_SET PROBLEM_. Count how many lines of the data below contain the string "Terminart"; the reply should be that number alone.

_DATA ENTRIES_.
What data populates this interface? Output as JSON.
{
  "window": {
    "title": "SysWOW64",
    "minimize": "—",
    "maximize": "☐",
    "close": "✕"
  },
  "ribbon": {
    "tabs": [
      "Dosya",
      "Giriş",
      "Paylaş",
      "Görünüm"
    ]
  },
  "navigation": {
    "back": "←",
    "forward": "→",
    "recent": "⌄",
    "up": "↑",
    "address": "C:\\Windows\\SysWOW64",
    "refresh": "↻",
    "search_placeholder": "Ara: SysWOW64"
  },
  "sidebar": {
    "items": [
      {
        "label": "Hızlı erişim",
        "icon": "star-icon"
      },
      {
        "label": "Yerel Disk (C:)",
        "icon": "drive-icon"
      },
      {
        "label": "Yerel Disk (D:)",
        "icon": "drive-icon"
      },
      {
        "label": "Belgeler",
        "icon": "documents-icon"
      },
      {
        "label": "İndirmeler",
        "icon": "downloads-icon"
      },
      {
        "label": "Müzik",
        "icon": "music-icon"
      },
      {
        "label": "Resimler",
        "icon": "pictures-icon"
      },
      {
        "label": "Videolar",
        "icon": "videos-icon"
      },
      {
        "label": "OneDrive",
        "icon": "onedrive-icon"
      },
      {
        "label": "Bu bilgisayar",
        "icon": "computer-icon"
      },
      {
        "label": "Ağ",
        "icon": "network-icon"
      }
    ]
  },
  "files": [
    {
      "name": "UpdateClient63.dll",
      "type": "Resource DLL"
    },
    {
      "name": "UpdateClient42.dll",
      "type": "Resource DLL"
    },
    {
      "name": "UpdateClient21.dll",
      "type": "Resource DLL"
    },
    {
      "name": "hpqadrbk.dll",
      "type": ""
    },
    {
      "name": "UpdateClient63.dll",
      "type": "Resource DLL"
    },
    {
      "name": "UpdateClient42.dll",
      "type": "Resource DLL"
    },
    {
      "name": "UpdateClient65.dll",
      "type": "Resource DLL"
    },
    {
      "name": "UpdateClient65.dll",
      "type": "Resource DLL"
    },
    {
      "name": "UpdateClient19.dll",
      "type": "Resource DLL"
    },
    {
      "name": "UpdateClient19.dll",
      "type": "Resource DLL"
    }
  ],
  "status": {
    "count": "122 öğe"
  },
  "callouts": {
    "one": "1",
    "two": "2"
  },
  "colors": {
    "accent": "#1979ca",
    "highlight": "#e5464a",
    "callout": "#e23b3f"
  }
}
==
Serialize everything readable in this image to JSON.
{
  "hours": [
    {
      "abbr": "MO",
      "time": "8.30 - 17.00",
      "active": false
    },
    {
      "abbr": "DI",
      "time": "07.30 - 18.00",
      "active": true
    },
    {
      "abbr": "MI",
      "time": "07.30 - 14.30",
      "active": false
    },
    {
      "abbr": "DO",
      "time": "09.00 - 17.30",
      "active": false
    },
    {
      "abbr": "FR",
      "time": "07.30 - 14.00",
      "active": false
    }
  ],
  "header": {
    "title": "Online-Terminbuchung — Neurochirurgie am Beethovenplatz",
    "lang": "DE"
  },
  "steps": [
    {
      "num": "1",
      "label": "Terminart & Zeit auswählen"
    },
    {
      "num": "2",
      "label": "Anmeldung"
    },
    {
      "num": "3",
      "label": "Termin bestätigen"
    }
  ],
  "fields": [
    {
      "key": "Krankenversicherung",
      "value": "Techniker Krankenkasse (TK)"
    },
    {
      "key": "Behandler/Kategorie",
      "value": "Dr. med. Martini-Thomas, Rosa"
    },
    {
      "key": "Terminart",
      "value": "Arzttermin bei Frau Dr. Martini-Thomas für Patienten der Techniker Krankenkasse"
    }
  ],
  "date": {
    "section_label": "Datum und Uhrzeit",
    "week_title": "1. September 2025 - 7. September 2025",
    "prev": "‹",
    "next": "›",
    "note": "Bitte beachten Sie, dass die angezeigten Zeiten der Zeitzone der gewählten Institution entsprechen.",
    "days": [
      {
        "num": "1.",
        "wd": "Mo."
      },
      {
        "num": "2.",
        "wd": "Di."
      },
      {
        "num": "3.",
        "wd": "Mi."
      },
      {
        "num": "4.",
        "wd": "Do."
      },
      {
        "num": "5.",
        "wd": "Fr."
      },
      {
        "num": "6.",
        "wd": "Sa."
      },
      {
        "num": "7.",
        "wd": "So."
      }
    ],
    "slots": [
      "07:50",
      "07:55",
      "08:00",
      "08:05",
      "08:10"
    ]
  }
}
--
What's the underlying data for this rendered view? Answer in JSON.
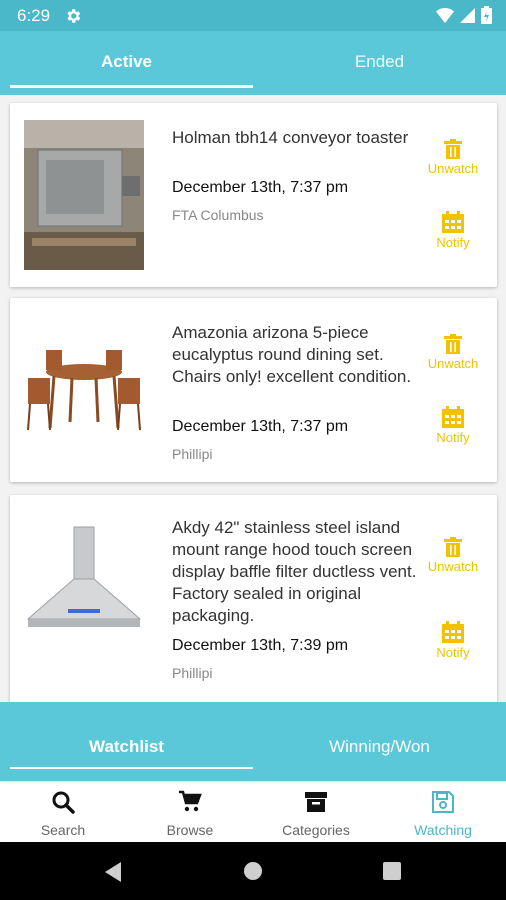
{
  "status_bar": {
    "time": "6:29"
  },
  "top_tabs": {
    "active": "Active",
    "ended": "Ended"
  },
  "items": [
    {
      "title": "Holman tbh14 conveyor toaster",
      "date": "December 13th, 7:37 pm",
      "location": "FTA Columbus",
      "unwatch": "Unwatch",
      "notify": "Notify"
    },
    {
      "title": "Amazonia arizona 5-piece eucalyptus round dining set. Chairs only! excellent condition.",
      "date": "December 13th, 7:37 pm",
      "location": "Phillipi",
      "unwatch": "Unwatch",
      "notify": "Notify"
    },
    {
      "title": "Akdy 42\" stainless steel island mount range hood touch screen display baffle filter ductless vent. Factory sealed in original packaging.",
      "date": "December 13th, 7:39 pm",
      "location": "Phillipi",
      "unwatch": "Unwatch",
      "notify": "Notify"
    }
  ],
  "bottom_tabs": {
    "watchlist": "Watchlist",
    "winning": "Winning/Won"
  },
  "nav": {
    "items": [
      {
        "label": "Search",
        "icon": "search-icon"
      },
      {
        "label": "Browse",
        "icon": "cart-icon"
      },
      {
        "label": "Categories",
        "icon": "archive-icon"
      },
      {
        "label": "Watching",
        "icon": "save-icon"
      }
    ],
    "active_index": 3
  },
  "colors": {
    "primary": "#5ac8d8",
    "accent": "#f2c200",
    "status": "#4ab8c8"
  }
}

_RESULT OF THE TASK_. 2